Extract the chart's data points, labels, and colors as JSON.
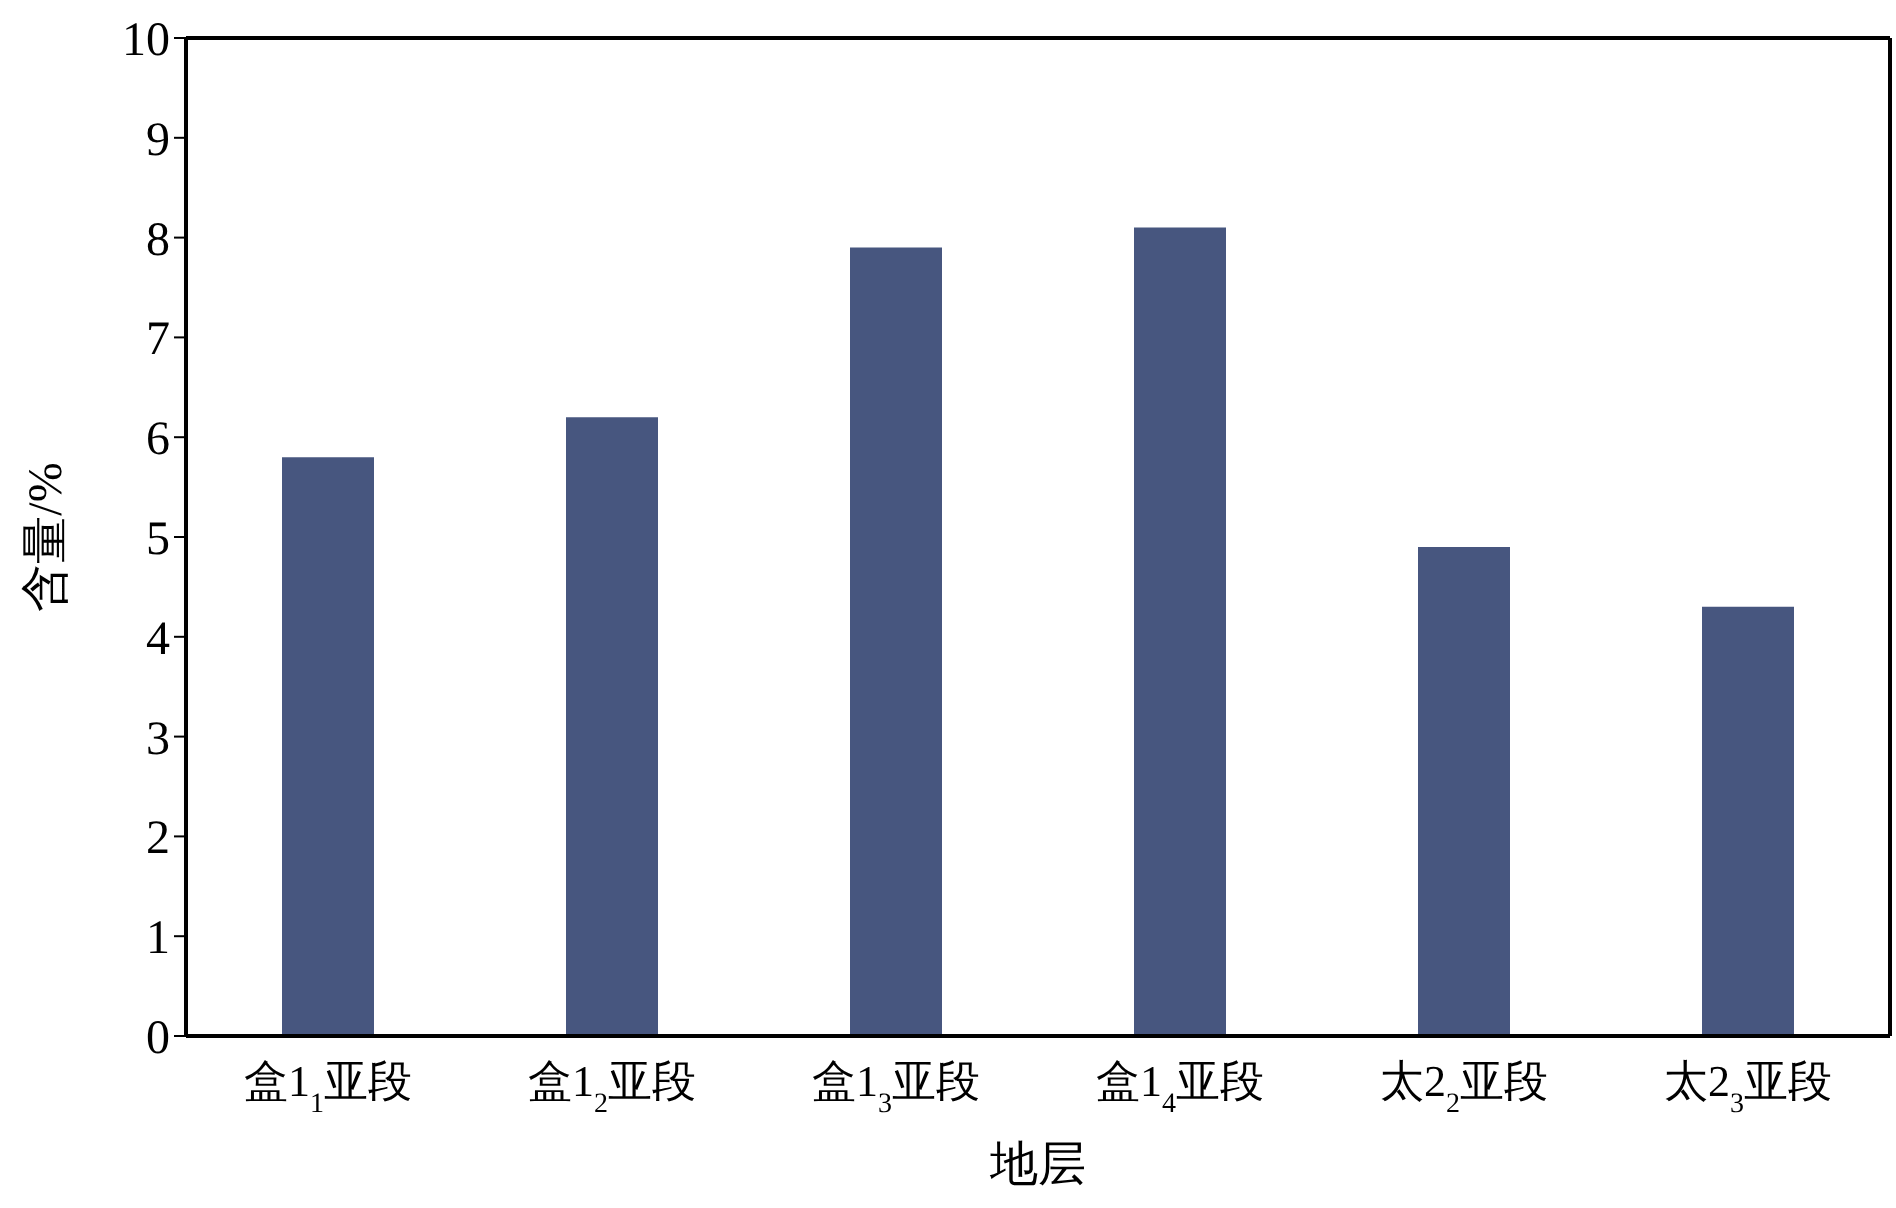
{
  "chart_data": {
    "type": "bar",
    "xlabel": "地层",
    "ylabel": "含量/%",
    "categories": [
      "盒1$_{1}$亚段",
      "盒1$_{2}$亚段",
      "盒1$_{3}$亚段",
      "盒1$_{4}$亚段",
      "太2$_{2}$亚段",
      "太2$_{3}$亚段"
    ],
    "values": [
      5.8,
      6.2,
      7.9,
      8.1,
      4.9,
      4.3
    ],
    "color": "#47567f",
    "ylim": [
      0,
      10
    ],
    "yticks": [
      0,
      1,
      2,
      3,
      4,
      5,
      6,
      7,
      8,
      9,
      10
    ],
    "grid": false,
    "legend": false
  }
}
----
• Task to complete
Your task is to repeat the data above exactly while excluding the pictures.

• Task answer
Extract the chart's data points, labels, and colors as JSON.
{
  "chart_data": {
    "type": "bar",
    "xlabel": "地层",
    "ylabel": "含量/%",
    "categories": [
      "盒1$_{1}$亚段",
      "盒1$_{2}$亚段",
      "盒1$_{3}$亚段",
      "盒1$_{4}$亚段",
      "太2$_{2}$亚段",
      "太2$_{3}$亚段"
    ],
    "values": [
      5.8,
      6.2,
      7.9,
      8.1,
      4.9,
      4.3
    ],
    "color": "#47567f",
    "ylim": [
      0,
      10
    ],
    "yticks": [
      0,
      1,
      2,
      3,
      4,
      5,
      6,
      7,
      8,
      9,
      10
    ],
    "grid": false,
    "legend": false
  }
}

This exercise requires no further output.